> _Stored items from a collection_
|---|

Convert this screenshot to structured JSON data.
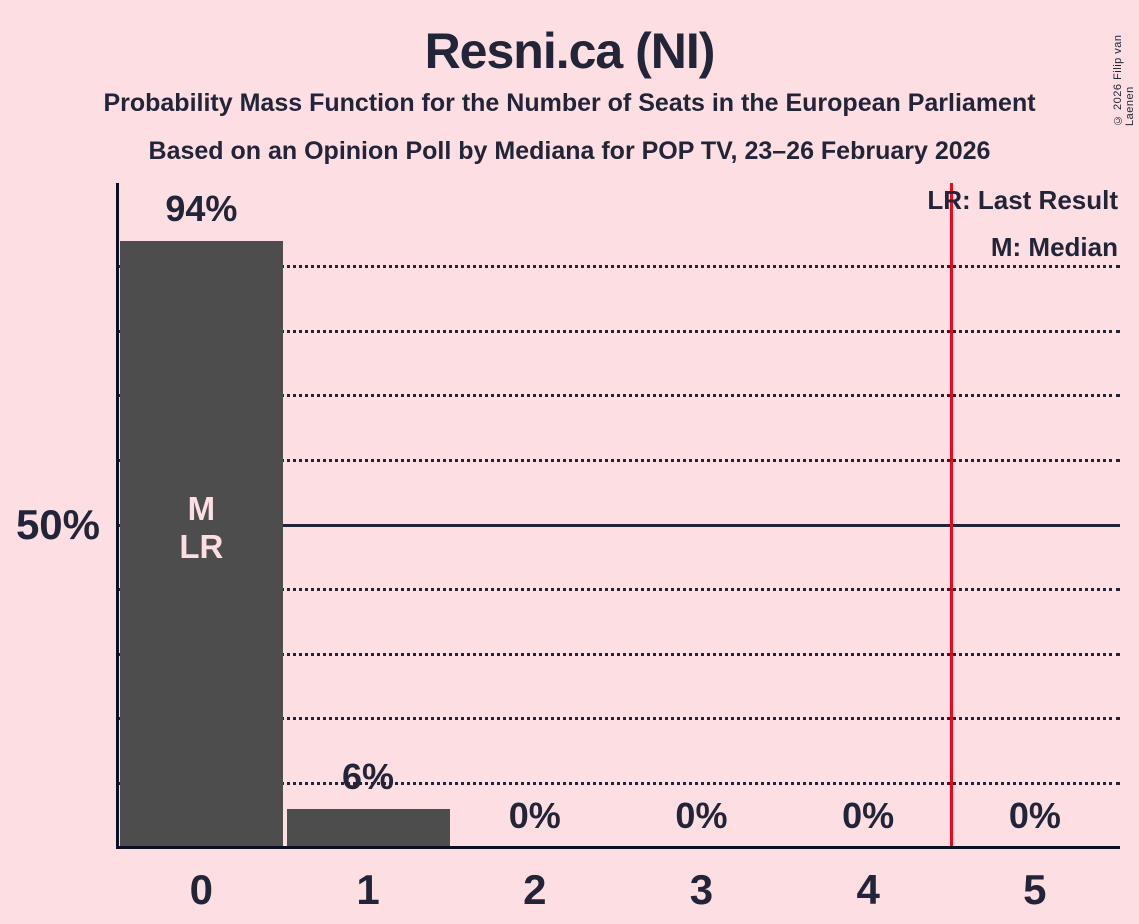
{
  "title": "Resni.ca (NI)",
  "subtitles": [
    "Probability Mass Function for the Number of Seats in the European Parliament",
    "Based on an Opinion Poll by Mediana for POP TV, 23–26 February 2026"
  ],
  "legend": {
    "last_result": "LR: Last Result",
    "median": "M: Median"
  },
  "copyright": "© 2026 Filip van Laenen",
  "y_axis_label": "50%",
  "colors": {
    "background": "#FDDFE3",
    "bar": "#4D4D4D",
    "text": "#222438",
    "axis": "#0C1022",
    "bar_label": "#FDDFE3",
    "last_result_line": "#F2051A"
  },
  "chart_data": {
    "type": "bar",
    "title": "Resni.ca (NI)",
    "categories": [
      "0",
      "1",
      "2",
      "3",
      "4",
      "5"
    ],
    "values": [
      94,
      6,
      0,
      0,
      0,
      0
    ],
    "value_labels": [
      "94%",
      "6%",
      "0%",
      "0%",
      "0%",
      "0%"
    ],
    "unit": "percent",
    "ylim": [
      0,
      103
    ],
    "y_tick_labels": [
      {
        "value": 50,
        "label": "50%"
      }
    ],
    "y_solid_gridline": 50,
    "y_dotted_gridlines": [
      10,
      20,
      30,
      40,
      60,
      70,
      80,
      90
    ],
    "bar_annotations": [
      {
        "category_index": 0,
        "lines": [
          "M",
          "LR"
        ]
      }
    ],
    "last_result_vline_x": 4.5,
    "grid": "dotted-horizontal",
    "legend_position": "top-right"
  }
}
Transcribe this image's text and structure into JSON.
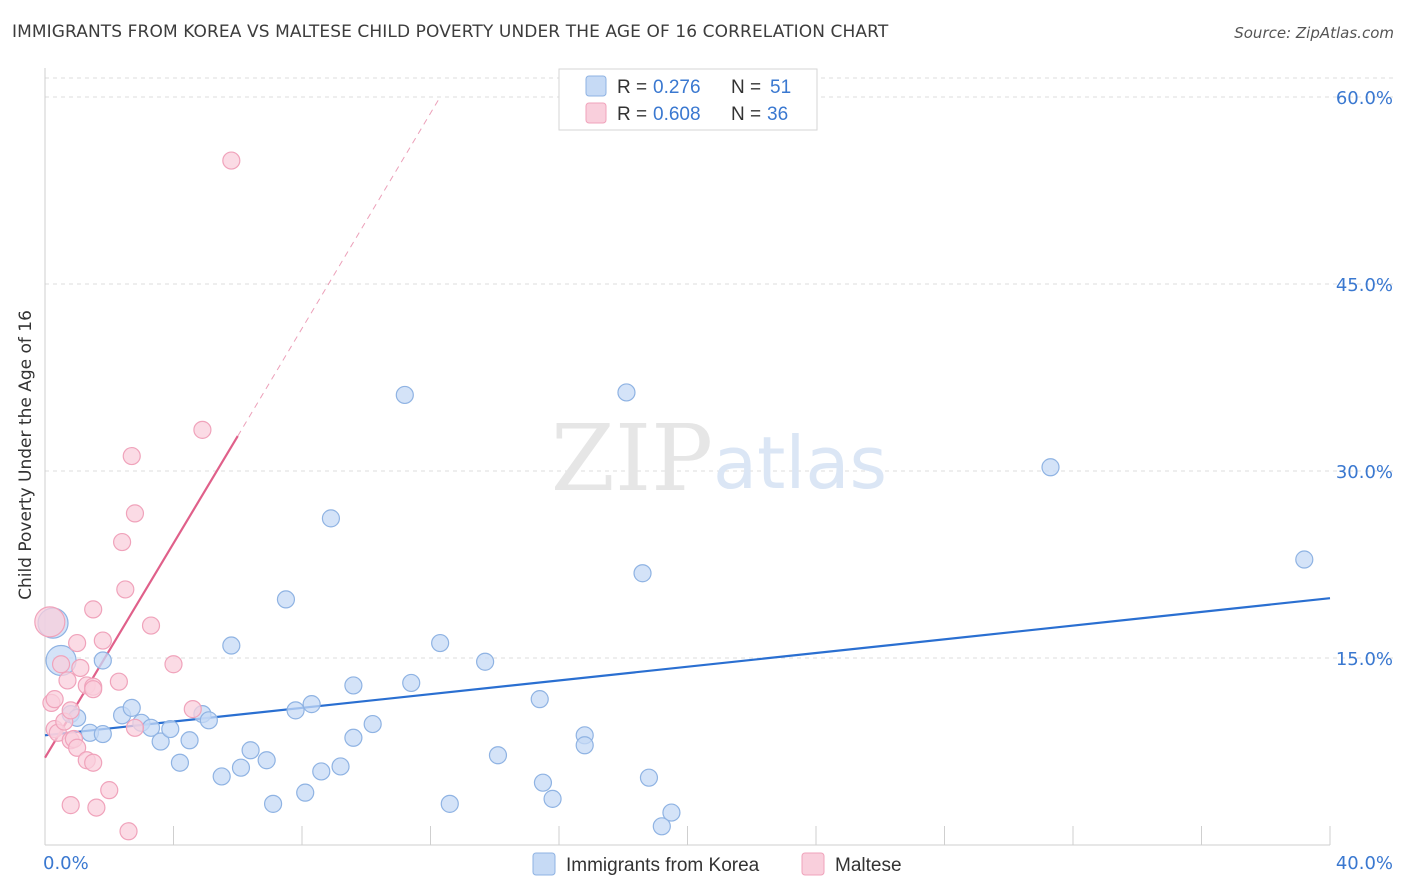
{
  "header": {
    "title": "IMMIGRANTS FROM KOREA VS MALTESE CHILD POVERTY UNDER THE AGE OF 16 CORRELATION CHART",
    "source": "Source: ZipAtlas.com"
  },
  "watermark": {
    "zip": "ZIP",
    "atlas": "atlas"
  },
  "colors": {
    "korea_fill": "#c6daf5",
    "korea_stroke": "#8fb3e3",
    "korea_line": "#2a6fd1",
    "maltese_fill": "#f9cfdc",
    "maltese_stroke": "#f0a3bb",
    "maltese_line": "#e0608a",
    "axis_text": "#3a78d0",
    "grid": "#dddddd"
  },
  "chart_data": {
    "type": "scatter",
    "title": "IMMIGRANTS FROM KOREA VS MALTESE CHILD POVERTY UNDER THE AGE OF 16 CORRELATION CHART",
    "xlabel": "",
    "ylabel": "Child Poverty Under the Age of 16",
    "xlim": [
      0,
      40
    ],
    "ylim": [
      0,
      60
    ],
    "x_tick_labels": [
      "0.0%",
      "40.0%"
    ],
    "y_ticks": [
      15,
      30,
      45,
      60
    ],
    "y_tick_labels": [
      "15.0%",
      "30.0%",
      "45.0%",
      "60.0%"
    ],
    "legend": [
      {
        "name": "Immigrants from Korea",
        "r_label": "R =",
        "r": "0.276",
        "n_label": "N =",
        "n": "51"
      },
      {
        "name": "Maltese",
        "r_label": "R =",
        "r": "0.608",
        "n_label": "N =",
        "n": "36"
      }
    ],
    "series": [
      {
        "name": "Immigrants from Korea",
        "trend": {
          "x": [
            0,
            40
          ],
          "y": [
            8.8,
            19.8
          ],
          "dashed_extension": false
        },
        "points": [
          {
            "x": 0.25,
            "y": 17.8,
            "big": true
          },
          {
            "x": 0.5,
            "y": 14.8,
            "big": true
          },
          {
            "x": 0.8,
            "y": 10.5
          },
          {
            "x": 1.0,
            "y": 10.2
          },
          {
            "x": 1.4,
            "y": 9.0
          },
          {
            "x": 1.8,
            "y": 8.9
          },
          {
            "x": 1.8,
            "y": 14.8
          },
          {
            "x": 2.4,
            "y": 10.4
          },
          {
            "x": 2.7,
            "y": 11.0
          },
          {
            "x": 3.0,
            "y": 9.8
          },
          {
            "x": 3.3,
            "y": 9.4
          },
          {
            "x": 3.6,
            "y": 8.3
          },
          {
            "x": 3.9,
            "y": 9.3
          },
          {
            "x": 4.2,
            "y": 6.6
          },
          {
            "x": 4.5,
            "y": 8.4
          },
          {
            "x": 4.9,
            "y": 10.5
          },
          {
            "x": 5.1,
            "y": 10.0
          },
          {
            "x": 5.5,
            "y": 5.5
          },
          {
            "x": 5.8,
            "y": 16.0
          },
          {
            "x": 6.1,
            "y": 6.2
          },
          {
            "x": 6.4,
            "y": 7.6
          },
          {
            "x": 6.9,
            "y": 6.8
          },
          {
            "x": 7.1,
            "y": 3.3
          },
          {
            "x": 7.5,
            "y": 19.7
          },
          {
            "x": 7.8,
            "y": 10.8
          },
          {
            "x": 8.1,
            "y": 4.2
          },
          {
            "x": 8.3,
            "y": 11.3
          },
          {
            "x": 8.6,
            "y": 5.9
          },
          {
            "x": 8.9,
            "y": 26.2
          },
          {
            "x": 9.2,
            "y": 6.3
          },
          {
            "x": 9.6,
            "y": 12.8
          },
          {
            "x": 9.6,
            "y": 8.6
          },
          {
            "x": 10.2,
            "y": 9.7
          },
          {
            "x": 11.2,
            "y": 36.1
          },
          {
            "x": 11.4,
            "y": 13.0
          },
          {
            "x": 12.3,
            "y": 16.2
          },
          {
            "x": 12.6,
            "y": 3.3
          },
          {
            "x": 13.7,
            "y": 14.7
          },
          {
            "x": 14.1,
            "y": 7.2
          },
          {
            "x": 15.4,
            "y": 11.7
          },
          {
            "x": 15.5,
            "y": 5.0
          },
          {
            "x": 15.8,
            "y": 3.7
          },
          {
            "x": 16.8,
            "y": 8.8
          },
          {
            "x": 16.8,
            "y": 8.0
          },
          {
            "x": 18.1,
            "y": 36.3
          },
          {
            "x": 18.6,
            "y": 21.8
          },
          {
            "x": 18.8,
            "y": 5.4
          },
          {
            "x": 19.2,
            "y": 1.5
          },
          {
            "x": 19.5,
            "y": 2.6
          },
          {
            "x": 31.3,
            "y": 30.3
          },
          {
            "x": 39.2,
            "y": 22.9
          }
        ]
      },
      {
        "name": "Maltese",
        "trend": {
          "x": [
            0,
            6
          ],
          "y": [
            7.0,
            32.8
          ],
          "dashed_to": [
            12.3,
            60
          ]
        },
        "points": [
          {
            "x": 0.15,
            "y": 17.9,
            "big": true
          },
          {
            "x": 0.2,
            "y": 11.4
          },
          {
            "x": 0.3,
            "y": 11.7
          },
          {
            "x": 0.3,
            "y": 9.3
          },
          {
            "x": 0.4,
            "y": 9.0
          },
          {
            "x": 0.5,
            "y": 14.5
          },
          {
            "x": 0.6,
            "y": 9.9
          },
          {
            "x": 0.7,
            "y": 13.2
          },
          {
            "x": 0.8,
            "y": 10.8
          },
          {
            "x": 0.8,
            "y": 8.4
          },
          {
            "x": 0.8,
            "y": 3.2
          },
          {
            "x": 0.9,
            "y": 8.5
          },
          {
            "x": 1.0,
            "y": 7.8
          },
          {
            "x": 1.0,
            "y": 16.2
          },
          {
            "x": 1.1,
            "y": 14.2
          },
          {
            "x": 1.3,
            "y": 12.8
          },
          {
            "x": 1.3,
            "y": 6.8
          },
          {
            "x": 1.5,
            "y": 6.6
          },
          {
            "x": 1.5,
            "y": 12.7
          },
          {
            "x": 1.5,
            "y": 12.5
          },
          {
            "x": 1.5,
            "y": 18.9
          },
          {
            "x": 1.6,
            "y": 3.0
          },
          {
            "x": 1.8,
            "y": 16.4
          },
          {
            "x": 2.0,
            "y": 4.4
          },
          {
            "x": 2.3,
            "y": 13.1
          },
          {
            "x": 2.4,
            "y": 24.3
          },
          {
            "x": 2.5,
            "y": 20.5
          },
          {
            "x": 2.6,
            "y": 1.1
          },
          {
            "x": 2.7,
            "y": 31.2
          },
          {
            "x": 2.8,
            "y": 26.6
          },
          {
            "x": 2.8,
            "y": 9.4
          },
          {
            "x": 3.3,
            "y": 17.6
          },
          {
            "x": 4.0,
            "y": 14.5
          },
          {
            "x": 4.6,
            "y": 10.9
          },
          {
            "x": 4.9,
            "y": 33.3
          },
          {
            "x": 5.8,
            "y": 54.9
          }
        ]
      }
    ]
  }
}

|---|

Pick out the lines containing the string "JSON" and show them.

> _FINISHED TASK_
Convert this screenshot to structured JSON data.
Transcribe this image's text and structure into JSON.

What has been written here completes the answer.